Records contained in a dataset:
----------------------------------------

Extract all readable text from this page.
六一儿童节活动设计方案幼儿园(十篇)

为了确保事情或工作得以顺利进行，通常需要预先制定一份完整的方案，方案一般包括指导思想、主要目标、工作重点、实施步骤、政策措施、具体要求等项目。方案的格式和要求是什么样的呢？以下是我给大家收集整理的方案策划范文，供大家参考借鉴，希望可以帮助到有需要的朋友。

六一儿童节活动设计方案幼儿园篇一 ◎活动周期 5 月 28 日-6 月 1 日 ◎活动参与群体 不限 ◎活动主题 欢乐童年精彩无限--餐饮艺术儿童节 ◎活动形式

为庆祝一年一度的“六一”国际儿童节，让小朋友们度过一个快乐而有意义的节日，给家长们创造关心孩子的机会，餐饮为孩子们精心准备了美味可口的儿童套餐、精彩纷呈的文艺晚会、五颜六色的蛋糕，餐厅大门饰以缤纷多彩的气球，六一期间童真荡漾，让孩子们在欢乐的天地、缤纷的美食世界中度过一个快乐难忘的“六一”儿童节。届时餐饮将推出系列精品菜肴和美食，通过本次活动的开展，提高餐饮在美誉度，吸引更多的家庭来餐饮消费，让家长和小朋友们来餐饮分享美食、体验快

----------------------------------------

**DESCRIPTION OF THE TASK**.
Retype the listing above in full, with no alterations.

**SOLUTION FOR THIS TASK**.
Extract all readable text from this page.
六一儿童节活动设计方案幼儿园(十篇)

为了确保事情或工作得以顺利进行，通常需要预先制定一份完整的方案，方案一般包括指导思想、主要目标、工作重点、实施步骤、政策措施、具体要求等项目。方案的格式和要求是什么样的呢？以下是我给大家收集整理的方案策划范文，供大家参考借鉴，希望可以帮助到有需要的朋友。

六一儿童节活动设计方案幼儿园篇一 ◎活动周期 5 月 28 日-6 月 1 日 ◎活动参与群体 不限 ◎活动主题 欢乐童年精彩无限--餐饮艺术儿童节 ◎活动形式

为庆祝一年一度的“六一”国际儿童节，让小朋友们度过一个快乐而有意义的节日，给家长们创造关心孩子的机会，餐饮为孩子们精心准备了美味可口的儿童套餐、精彩纷呈的文艺晚会、五颜六色的蛋糕，餐厅大门饰以缤纷多彩的气球，六一期间童真荡漾，让孩子们在欢乐的天地、缤纷的美食世界中度过一个快乐难忘的“六一”儿童节。届时餐饮将推出系列精品菜肴和美食，通过本次活动的开展，提高餐饮在美誉度，吸引更多的家庭来餐饮消费，让家长和小朋友们来餐饮分享美食、体验快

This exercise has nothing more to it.